──────── Given information ────────

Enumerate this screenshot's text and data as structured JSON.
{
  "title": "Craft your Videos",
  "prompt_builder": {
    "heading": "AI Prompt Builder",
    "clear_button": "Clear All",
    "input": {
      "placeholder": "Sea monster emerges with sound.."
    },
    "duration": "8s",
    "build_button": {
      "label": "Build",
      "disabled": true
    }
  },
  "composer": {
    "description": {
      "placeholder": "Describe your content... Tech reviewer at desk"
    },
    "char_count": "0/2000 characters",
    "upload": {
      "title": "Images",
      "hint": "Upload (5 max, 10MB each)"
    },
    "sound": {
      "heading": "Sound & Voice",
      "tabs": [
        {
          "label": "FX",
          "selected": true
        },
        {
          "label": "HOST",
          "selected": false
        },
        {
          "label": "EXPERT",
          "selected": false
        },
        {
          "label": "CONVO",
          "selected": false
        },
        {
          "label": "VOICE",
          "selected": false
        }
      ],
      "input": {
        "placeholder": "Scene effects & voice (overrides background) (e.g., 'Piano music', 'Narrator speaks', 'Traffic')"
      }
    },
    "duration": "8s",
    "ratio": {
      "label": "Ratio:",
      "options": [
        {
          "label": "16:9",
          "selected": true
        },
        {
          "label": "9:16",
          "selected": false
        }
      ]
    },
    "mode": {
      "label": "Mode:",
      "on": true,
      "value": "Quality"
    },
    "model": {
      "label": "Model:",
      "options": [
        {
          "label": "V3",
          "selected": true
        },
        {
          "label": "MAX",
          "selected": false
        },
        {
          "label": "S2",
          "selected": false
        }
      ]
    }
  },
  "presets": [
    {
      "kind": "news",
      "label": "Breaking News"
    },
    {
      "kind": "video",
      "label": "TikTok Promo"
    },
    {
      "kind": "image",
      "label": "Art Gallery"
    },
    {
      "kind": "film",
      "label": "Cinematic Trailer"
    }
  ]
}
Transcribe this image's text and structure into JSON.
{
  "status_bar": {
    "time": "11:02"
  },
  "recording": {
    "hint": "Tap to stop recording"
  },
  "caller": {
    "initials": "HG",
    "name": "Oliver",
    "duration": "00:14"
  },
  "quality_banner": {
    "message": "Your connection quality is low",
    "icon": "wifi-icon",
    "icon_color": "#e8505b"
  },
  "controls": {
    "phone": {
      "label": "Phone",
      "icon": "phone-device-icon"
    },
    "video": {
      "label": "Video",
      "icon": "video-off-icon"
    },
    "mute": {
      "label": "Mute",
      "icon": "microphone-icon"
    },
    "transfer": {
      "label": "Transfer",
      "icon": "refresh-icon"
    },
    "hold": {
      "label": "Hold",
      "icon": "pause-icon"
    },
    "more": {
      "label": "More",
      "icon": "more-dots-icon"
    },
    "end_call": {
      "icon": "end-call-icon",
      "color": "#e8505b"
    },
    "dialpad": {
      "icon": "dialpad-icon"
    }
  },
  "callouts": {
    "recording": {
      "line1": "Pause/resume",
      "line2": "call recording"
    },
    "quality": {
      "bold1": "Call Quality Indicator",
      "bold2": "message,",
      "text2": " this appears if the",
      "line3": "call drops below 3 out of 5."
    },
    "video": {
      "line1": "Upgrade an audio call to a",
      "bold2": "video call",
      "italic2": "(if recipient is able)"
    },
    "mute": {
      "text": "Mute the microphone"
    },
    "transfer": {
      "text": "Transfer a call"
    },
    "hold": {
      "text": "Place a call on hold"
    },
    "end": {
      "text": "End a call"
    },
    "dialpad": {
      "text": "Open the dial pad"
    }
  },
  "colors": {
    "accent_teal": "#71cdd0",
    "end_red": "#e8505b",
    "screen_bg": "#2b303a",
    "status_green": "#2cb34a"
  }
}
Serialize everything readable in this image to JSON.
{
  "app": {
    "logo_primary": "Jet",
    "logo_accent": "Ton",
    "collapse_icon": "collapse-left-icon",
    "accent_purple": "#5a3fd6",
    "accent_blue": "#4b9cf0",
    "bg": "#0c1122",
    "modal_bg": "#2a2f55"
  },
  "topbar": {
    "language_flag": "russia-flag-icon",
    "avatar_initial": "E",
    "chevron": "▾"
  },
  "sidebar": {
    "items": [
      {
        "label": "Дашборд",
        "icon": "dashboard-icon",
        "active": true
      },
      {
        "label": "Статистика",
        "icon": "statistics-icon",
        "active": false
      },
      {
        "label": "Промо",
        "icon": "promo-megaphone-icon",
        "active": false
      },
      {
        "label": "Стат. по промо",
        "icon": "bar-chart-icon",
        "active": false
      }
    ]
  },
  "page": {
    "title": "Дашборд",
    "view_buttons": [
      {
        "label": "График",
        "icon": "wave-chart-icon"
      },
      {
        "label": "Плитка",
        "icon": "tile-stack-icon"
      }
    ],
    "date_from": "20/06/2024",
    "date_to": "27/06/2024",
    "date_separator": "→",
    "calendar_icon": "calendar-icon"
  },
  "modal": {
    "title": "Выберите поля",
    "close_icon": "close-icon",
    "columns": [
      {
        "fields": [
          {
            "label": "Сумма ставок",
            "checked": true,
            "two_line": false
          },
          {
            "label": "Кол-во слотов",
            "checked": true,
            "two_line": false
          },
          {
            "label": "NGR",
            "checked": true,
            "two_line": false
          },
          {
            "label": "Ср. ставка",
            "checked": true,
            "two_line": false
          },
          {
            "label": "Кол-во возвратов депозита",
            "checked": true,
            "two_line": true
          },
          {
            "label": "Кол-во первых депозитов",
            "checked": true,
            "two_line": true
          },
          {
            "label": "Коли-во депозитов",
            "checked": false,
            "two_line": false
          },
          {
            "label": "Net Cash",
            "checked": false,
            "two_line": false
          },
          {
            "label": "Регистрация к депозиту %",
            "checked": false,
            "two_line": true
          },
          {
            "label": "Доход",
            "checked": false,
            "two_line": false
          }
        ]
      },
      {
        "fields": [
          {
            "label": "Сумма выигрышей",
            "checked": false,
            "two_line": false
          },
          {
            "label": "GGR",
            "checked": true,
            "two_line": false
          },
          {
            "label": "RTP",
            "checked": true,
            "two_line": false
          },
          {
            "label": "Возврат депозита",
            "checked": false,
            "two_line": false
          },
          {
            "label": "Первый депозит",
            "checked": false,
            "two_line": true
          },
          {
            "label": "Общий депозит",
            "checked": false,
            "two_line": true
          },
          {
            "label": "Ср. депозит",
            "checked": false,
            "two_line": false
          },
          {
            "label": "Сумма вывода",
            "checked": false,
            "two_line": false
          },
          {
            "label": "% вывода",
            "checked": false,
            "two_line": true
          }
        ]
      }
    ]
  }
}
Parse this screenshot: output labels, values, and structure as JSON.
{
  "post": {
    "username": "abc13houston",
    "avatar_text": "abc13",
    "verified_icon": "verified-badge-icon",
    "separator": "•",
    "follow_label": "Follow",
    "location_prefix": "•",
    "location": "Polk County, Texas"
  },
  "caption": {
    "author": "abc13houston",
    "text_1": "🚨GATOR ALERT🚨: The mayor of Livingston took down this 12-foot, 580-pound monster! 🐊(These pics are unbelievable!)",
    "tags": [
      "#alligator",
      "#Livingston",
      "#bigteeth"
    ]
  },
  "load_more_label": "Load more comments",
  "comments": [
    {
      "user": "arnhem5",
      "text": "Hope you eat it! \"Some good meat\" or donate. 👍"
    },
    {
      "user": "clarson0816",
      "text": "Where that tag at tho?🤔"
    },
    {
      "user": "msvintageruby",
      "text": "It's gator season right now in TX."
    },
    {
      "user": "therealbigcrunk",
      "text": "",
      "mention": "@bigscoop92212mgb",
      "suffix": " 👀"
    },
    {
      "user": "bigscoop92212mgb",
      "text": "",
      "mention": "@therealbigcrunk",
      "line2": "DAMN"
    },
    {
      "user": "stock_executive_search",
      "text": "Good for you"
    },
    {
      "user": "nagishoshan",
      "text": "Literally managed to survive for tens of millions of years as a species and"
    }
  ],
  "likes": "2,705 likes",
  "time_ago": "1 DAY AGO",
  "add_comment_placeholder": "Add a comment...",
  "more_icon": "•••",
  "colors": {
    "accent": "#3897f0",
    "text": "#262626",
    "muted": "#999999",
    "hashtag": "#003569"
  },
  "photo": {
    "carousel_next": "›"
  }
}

────────

### Short task
Each line containing the word "Сумма" counts once; say how many such lines there are, giving only the number.

### Complete response
3